Identify each line below containing the string "JSON" and copy it.

_Records about charts and figures_
Begin

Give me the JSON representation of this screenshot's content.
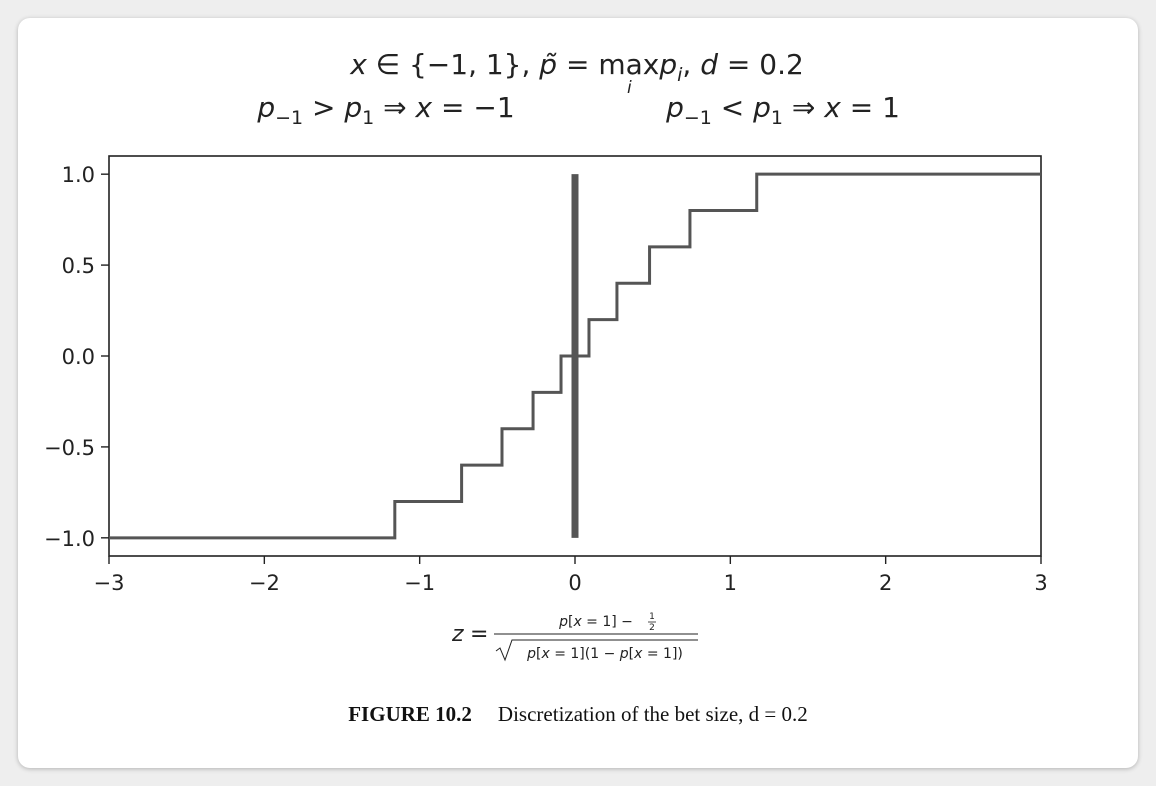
{
  "chart_data": {
    "type": "line",
    "title_line1": "x ∈ {−1, 1},  p̃ = max_i p_i,  d = 0.2",
    "title_line2_left": "p−1 > p1 ⇒ x = −1",
    "title_line2_right": "p−1 < p1 ⇒ x = 1",
    "xlabel": "z = (p[x = 1] − 1/2) / √(p[x = 1](1 − p[x = 1]))",
    "ylabel": "",
    "xlim": [
      -3,
      3
    ],
    "ylim": [
      -1.1,
      1.1
    ],
    "x_ticks": [
      "−3",
      "−2",
      "−1",
      "0",
      "1",
      "2",
      "3"
    ],
    "y_ticks": [
      "1.0",
      "0.5",
      "0.0",
      "−0.5",
      "−1.0"
    ],
    "grid": false,
    "legend": "none",
    "line_color": "#555555",
    "series": [
      {
        "step_x": [
          -3,
          -1.16,
          -1.16,
          -0.73,
          -0.73,
          -0.47,
          -0.47,
          -0.27,
          -0.27,
          -0.09,
          -0.09,
          0.09,
          0.09,
          0.27,
          0.27,
          0.48,
          0.48,
          0.74,
          0.74,
          1.17,
          1.17,
          3
        ],
        "step_y": [
          -1.0,
          -1.0,
          -0.8,
          -0.8,
          -0.6,
          -0.6,
          -0.4,
          -0.4,
          -0.2,
          -0.2,
          0.0,
          0.0,
          0.2,
          0.2,
          0.4,
          0.4,
          0.6,
          0.6,
          0.8,
          0.8,
          1.0,
          1.0
        ]
      },
      {
        "x": [
          0,
          0
        ],
        "y": [
          -1.0,
          1.0
        ]
      }
    ]
  },
  "caption": {
    "figure_number": "FIGURE 10.2",
    "text": "Discretization of the bet size, d = 0.2"
  }
}
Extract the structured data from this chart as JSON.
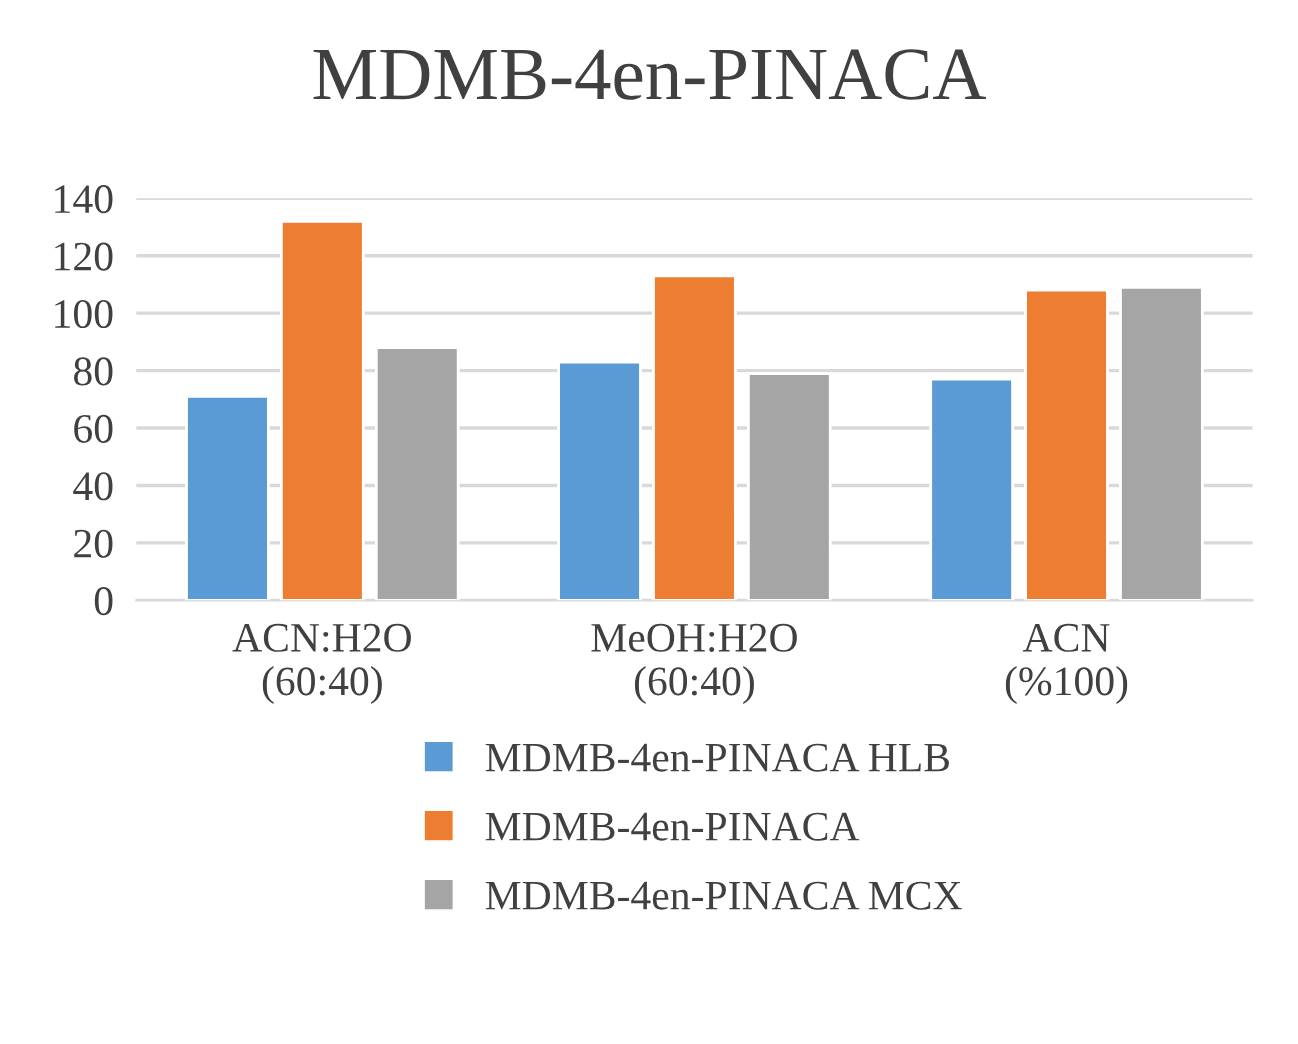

End

_EXERCISE SOLUTION_
Give me the JSON representation of this screenshot's content.
Extract the structured data from this chart as JSON.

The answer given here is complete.